* What to produce:
Collect all lines from the listing that include the string "ạləkʰŭ".

═════ Records for processing

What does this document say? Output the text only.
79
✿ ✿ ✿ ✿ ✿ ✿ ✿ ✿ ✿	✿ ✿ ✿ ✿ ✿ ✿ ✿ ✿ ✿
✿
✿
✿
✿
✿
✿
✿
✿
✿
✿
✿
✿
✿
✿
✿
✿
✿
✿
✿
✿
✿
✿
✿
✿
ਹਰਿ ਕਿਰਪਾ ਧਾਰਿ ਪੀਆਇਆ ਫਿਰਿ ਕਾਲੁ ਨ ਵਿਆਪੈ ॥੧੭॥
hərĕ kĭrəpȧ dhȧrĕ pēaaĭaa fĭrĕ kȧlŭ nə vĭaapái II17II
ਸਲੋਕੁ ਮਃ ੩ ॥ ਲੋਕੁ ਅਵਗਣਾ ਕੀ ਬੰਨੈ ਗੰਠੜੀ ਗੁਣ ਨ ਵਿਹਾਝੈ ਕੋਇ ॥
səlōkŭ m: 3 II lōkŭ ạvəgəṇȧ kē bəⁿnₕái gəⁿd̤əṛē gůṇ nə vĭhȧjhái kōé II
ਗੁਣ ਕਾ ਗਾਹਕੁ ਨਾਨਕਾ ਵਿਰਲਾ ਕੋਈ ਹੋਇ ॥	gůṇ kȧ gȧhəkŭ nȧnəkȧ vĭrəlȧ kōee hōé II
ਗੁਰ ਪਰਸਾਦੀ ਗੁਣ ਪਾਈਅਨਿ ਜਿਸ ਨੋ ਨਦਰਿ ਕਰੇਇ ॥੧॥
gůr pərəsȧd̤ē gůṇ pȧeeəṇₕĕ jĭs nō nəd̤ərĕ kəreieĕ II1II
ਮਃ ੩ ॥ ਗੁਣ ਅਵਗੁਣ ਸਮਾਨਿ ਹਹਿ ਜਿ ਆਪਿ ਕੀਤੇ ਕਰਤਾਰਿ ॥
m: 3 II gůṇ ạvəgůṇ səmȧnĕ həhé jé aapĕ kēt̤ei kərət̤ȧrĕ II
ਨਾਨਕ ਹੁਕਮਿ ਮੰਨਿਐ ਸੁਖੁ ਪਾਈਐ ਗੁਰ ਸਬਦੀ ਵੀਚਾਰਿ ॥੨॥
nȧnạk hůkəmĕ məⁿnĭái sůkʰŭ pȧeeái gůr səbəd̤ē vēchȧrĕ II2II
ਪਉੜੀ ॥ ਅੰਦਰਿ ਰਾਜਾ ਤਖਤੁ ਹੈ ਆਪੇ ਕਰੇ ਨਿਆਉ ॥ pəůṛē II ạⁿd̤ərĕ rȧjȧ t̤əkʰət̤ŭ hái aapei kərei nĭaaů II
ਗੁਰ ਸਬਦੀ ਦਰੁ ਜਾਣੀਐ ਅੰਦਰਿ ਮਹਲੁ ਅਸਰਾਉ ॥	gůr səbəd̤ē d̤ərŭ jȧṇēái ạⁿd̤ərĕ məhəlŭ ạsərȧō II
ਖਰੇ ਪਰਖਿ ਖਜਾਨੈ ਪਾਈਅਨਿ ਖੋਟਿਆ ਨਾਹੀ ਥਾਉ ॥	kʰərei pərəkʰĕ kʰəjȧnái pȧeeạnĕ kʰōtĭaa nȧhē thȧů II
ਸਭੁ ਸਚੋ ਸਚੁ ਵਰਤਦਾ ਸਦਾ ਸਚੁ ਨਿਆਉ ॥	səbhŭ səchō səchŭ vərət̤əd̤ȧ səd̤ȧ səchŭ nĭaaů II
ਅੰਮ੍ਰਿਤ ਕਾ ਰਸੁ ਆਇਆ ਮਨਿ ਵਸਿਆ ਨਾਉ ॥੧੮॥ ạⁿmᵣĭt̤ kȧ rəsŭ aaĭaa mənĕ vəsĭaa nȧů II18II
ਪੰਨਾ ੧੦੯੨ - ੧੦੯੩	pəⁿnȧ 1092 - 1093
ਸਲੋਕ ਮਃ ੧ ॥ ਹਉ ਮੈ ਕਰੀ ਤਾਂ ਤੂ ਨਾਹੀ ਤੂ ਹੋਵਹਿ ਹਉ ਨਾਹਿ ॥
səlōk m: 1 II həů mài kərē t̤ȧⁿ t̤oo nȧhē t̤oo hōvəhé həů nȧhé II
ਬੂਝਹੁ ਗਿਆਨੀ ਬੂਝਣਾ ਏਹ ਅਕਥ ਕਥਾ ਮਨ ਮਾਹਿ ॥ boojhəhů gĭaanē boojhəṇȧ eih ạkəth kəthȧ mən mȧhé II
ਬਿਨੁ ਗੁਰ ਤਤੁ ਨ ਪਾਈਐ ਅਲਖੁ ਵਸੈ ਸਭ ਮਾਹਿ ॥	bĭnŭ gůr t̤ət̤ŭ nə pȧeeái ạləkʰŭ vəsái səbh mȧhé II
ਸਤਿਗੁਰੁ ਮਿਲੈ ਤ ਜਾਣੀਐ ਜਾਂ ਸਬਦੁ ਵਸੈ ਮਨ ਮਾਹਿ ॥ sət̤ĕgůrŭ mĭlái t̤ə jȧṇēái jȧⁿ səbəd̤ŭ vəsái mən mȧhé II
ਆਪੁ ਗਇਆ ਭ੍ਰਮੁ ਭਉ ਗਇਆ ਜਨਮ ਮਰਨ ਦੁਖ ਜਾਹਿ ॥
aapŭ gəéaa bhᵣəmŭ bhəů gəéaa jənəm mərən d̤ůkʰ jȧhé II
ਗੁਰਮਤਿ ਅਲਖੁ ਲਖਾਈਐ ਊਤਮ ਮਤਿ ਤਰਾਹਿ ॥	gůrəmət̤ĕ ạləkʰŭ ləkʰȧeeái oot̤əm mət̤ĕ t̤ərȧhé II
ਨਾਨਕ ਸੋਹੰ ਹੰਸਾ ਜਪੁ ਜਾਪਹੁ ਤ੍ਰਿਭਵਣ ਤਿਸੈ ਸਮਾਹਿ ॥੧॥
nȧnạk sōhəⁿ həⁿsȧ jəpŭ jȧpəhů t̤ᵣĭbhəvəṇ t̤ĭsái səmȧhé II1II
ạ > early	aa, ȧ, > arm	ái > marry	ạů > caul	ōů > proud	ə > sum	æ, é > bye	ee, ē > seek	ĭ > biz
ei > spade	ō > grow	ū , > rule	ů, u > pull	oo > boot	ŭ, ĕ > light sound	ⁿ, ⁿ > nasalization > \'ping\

══════════

* Solution to the problem:
ਬਿਨੁ ਗੁਰ ਤਤੁ ਨ ਪਾਈਐ ਅਲਖੁ ਵਸੈ ਸਭ ਮਾਹਿ ॥	bĭnŭ gůr t̤ət̤ŭ nə pȧeeái ạləkʰŭ vəsái səbh mȧhé II
ਗੁਰਮਤਿ ਅਲਖੁ ਲਖਾਈਐ ਊਤਮ ਮਤਿ ਤਰਾਹਿ ॥	gůrəmət̤ĕ ạləkʰŭ ləkʰȧeeái oot̤əm mət̤ĕ t̤ərȧhé II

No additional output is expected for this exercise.